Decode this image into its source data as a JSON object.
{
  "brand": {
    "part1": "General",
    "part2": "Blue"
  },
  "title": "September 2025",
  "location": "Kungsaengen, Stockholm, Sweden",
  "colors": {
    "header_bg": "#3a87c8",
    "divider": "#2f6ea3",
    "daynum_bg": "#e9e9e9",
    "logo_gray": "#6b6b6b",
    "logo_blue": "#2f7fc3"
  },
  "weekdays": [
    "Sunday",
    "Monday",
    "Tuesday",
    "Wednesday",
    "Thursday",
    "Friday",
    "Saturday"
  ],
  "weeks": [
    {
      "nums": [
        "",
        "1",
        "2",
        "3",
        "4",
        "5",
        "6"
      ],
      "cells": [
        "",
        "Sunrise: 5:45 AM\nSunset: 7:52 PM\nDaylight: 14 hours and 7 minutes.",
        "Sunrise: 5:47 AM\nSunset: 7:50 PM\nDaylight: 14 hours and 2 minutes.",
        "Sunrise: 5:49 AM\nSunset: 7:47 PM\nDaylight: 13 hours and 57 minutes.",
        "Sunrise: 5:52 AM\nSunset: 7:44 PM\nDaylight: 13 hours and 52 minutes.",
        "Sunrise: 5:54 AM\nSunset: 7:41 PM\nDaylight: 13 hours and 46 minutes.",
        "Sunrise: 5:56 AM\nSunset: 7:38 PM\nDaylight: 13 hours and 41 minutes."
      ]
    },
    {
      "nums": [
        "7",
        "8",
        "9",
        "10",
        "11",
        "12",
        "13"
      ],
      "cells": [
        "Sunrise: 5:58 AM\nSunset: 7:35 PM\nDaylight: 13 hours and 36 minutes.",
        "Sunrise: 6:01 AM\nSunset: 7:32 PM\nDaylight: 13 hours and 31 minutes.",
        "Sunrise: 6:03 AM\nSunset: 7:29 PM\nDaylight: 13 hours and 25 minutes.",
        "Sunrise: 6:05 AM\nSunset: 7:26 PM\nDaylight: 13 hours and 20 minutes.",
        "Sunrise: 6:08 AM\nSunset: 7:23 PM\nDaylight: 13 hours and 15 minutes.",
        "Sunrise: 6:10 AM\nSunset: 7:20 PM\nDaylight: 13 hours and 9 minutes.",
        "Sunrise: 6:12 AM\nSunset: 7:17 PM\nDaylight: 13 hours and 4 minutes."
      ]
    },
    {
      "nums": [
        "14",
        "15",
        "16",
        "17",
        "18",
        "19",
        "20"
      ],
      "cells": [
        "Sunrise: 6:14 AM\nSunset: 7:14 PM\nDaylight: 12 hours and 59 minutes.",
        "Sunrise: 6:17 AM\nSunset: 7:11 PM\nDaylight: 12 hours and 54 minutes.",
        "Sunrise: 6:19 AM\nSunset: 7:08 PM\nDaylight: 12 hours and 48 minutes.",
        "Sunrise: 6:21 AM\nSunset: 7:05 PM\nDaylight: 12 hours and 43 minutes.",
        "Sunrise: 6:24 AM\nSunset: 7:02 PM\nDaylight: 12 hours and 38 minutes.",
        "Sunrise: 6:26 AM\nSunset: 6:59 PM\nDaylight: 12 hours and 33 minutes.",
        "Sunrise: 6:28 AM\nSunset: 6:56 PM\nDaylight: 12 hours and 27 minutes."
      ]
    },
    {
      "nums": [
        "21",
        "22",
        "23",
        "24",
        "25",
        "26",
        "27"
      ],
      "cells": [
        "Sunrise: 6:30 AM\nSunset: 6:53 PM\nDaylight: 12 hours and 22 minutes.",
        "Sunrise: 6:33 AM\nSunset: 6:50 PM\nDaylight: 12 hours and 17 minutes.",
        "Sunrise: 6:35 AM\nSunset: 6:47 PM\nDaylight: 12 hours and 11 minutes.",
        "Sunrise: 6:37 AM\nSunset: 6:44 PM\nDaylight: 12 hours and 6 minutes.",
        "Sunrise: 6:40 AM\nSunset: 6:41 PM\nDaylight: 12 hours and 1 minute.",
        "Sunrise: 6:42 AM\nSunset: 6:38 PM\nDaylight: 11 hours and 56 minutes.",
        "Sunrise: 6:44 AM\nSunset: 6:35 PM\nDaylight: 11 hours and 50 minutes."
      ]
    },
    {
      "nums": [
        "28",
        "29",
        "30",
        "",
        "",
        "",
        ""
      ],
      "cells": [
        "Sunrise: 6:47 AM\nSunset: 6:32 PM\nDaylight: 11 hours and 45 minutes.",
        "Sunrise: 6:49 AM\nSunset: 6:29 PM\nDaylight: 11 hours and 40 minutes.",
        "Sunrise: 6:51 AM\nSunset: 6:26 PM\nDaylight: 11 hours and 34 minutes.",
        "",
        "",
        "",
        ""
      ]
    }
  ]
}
- - - - -
## Exercise brief
Write out every line exactly as it stands.

## Solution to this exercise
Decode this image into its source data as a JSON object.
{
  "brand": {
    "part1": "General",
    "part2": "Blue"
  },
  "title": "September 2025",
  "location": "Kungsaengen, Stockholm, Sweden",
  "colors": {
    "header_bg": "#3a87c8",
    "divider": "#2f6ea3",
    "daynum_bg": "#e9e9e9",
    "logo_gray": "#6b6b6b",
    "logo_blue": "#2f7fc3"
  },
  "weekdays": [
    "Sunday",
    "Monday",
    "Tuesday",
    "Wednesday",
    "Thursday",
    "Friday",
    "Saturday"
  ],
  "weeks": [
    {
      "nums": [
        "",
        "1",
        "2",
        "3",
        "4",
        "5",
        "6"
      ],
      "cells": [
        "",
        "Sunrise: 5:45 AM\nSunset: 7:52 PM\nDaylight: 14 hours and 7 minutes.",
        "Sunrise: 5:47 AM\nSunset: 7:50 PM\nDaylight: 14 hours and 2 minutes.",
        "Sunrise: 5:49 AM\nSunset: 7:47 PM\nDaylight: 13 hours and 57 minutes.",
        "Sunrise: 5:52 AM\nSunset: 7:44 PM\nDaylight: 13 hours and 52 minutes.",
        "Sunrise: 5:54 AM\nSunset: 7:41 PM\nDaylight: 13 hours and 46 minutes.",
        "Sunrise: 5:56 AM\nSunset: 7:38 PM\nDaylight: 13 hours and 41 minutes."
      ]
    },
    {
      "nums": [
        "7",
        "8",
        "9",
        "10",
        "11",
        "12",
        "13"
      ],
      "cells": [
        "Sunrise: 5:58 AM\nSunset: 7:35 PM\nDaylight: 13 hours and 36 minutes.",
        "Sunrise: 6:01 AM\nSunset: 7:32 PM\nDaylight: 13 hours and 31 minutes.",
        "Sunrise: 6:03 AM\nSunset: 7:29 PM\nDaylight: 13 hours and 25 minutes.",
        "Sunrise: 6:05 AM\nSunset: 7:26 PM\nDaylight: 13 hours and 20 minutes.",
        "Sunrise: 6:08 AM\nSunset: 7:23 PM\nDaylight: 13 hours and 15 minutes.",
        "Sunrise: 6:10 AM\nSunset: 7:20 PM\nDaylight: 13 hours and 9 minutes.",
        "Sunrise: 6:12 AM\nSunset: 7:17 PM\nDaylight: 13 hours and 4 minutes."
      ]
    },
    {
      "nums": [
        "14",
        "15",
        "16",
        "17",
        "18",
        "19",
        "20"
      ],
      "cells": [
        "Sunrise: 6:14 AM\nSunset: 7:14 PM\nDaylight: 12 hours and 59 minutes.",
        "Sunrise: 6:17 AM\nSunset: 7:11 PM\nDaylight: 12 hours and 54 minutes.",
        "Sunrise: 6:19 AM\nSunset: 7:08 PM\nDaylight: 12 hours and 48 minutes.",
        "Sunrise: 6:21 AM\nSunset: 7:05 PM\nDaylight: 12 hours and 43 minutes.",
        "Sunrise: 6:24 AM\nSunset: 7:02 PM\nDaylight: 12 hours and 38 minutes.",
        "Sunrise: 6:26 AM\nSunset: 6:59 PM\nDaylight: 12 hours and 33 minutes.",
        "Sunrise: 6:28 AM\nSunset: 6:56 PM\nDaylight: 12 hours and 27 minutes."
      ]
    },
    {
      "nums": [
        "21",
        "22",
        "23",
        "24",
        "25",
        "26",
        "27"
      ],
      "cells": [
        "Sunrise: 6:30 AM\nSunset: 6:53 PM\nDaylight: 12 hours and 22 minutes.",
        "Sunrise: 6:33 AM\nSunset: 6:50 PM\nDaylight: 12 hours and 17 minutes.",
        "Sunrise: 6:35 AM\nSunset: 6:47 PM\nDaylight: 12 hours and 11 minutes.",
        "Sunrise: 6:37 AM\nSunset: 6:44 PM\nDaylight: 12 hours and 6 minutes.",
        "Sunrise: 6:40 AM\nSunset: 6:41 PM\nDaylight: 12 hours and 1 minute.",
        "Sunrise: 6:42 AM\nSunset: 6:38 PM\nDaylight: 11 hours and 56 minutes.",
        "Sunrise: 6:44 AM\nSunset: 6:35 PM\nDaylight: 11 hours and 50 minutes."
      ]
    },
    {
      "nums": [
        "28",
        "29",
        "30",
        "",
        "",
        "",
        ""
      ],
      "cells": [
        "Sunrise: 6:47 AM\nSunset: 6:32 PM\nDaylight: 11 hours and 45 minutes.",
        "Sunrise: 6:49 AM\nSunset: 6:29 PM\nDaylight: 11 hours and 40 minutes.",
        "Sunrise: 6:51 AM\nSunset: 6:26 PM\nDaylight: 11 hours and 34 minutes.",
        "",
        "",
        "",
        ""
      ]
    }
  ]
}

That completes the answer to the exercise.